What is needed » Each entry below should be echoed exactly, with pictures omitted.

# # # # #

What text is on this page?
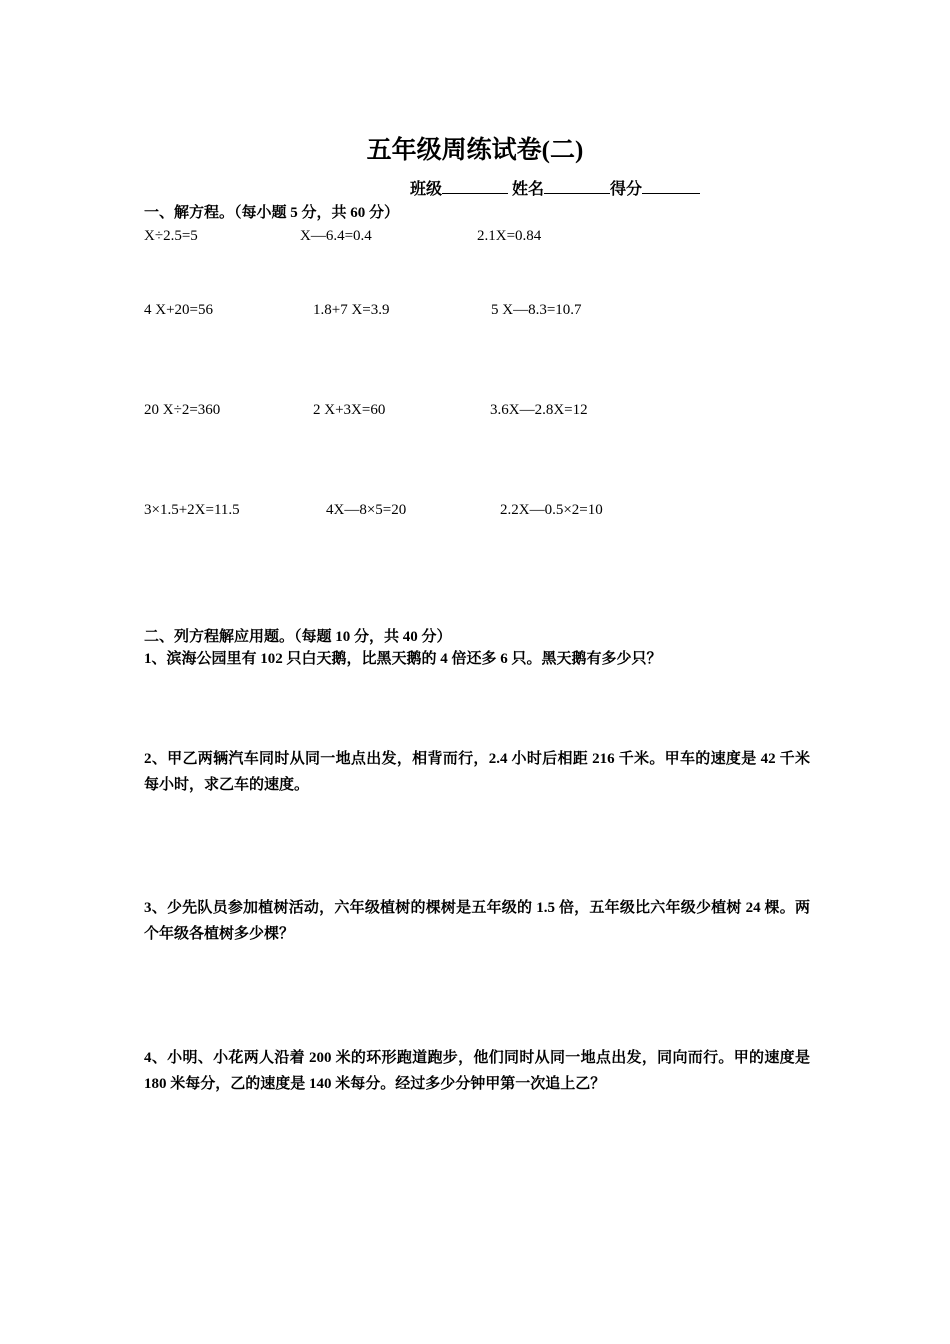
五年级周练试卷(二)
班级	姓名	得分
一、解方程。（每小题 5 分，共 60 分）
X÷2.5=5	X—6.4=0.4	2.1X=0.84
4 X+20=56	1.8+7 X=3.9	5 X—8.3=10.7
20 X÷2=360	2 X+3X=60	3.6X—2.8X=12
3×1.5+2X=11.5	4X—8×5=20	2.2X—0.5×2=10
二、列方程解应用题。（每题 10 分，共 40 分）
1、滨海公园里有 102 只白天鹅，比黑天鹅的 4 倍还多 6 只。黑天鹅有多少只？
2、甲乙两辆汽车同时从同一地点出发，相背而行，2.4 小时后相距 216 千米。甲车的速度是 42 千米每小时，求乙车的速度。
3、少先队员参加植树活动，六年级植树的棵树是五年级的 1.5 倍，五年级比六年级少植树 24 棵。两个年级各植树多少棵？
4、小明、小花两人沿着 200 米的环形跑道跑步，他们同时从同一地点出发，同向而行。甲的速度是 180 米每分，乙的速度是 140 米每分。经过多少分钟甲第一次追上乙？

# # # # #

Response below »
What text is on this page?
五年级周练试卷(二)
班级	姓名	得分
一、解方程。（每小题 5 分，共 60 分）
X÷2.5=5	X—6.4=0.4	2.1X=0.84
4 X+20=56	1.8+7 X=3.9	5 X—8.3=10.7
20 X÷2=360	2 X+3X=60	3.6X—2.8X=12
3×1.5+2X=11.5	4X—8×5=20	2.2X—0.5×2=10
二、列方程解应用题。（每题 10 分，共 40 分）
1、滨海公园里有 102 只白天鹅，比黑天鹅的 4 倍还多 6 只。黑天鹅有多少只？
2、甲乙两辆汽车同时从同一地点出发，相背而行，2.4 小时后相距 216 千米。甲车的速度是 42 千米每小时，求乙车的速度。
3、少先队员参加植树活动，六年级植树的棵树是五年级的 1.5 倍，五年级比六年级少植树 24 棵。两个年级各植树多少棵？
4、小明、小花两人沿着 200 米的环形跑道跑步，他们同时从同一地点出发，同向而行。甲的速度是 180 米每分，乙的速度是 140 米每分。经过多少分钟甲第一次追上乙？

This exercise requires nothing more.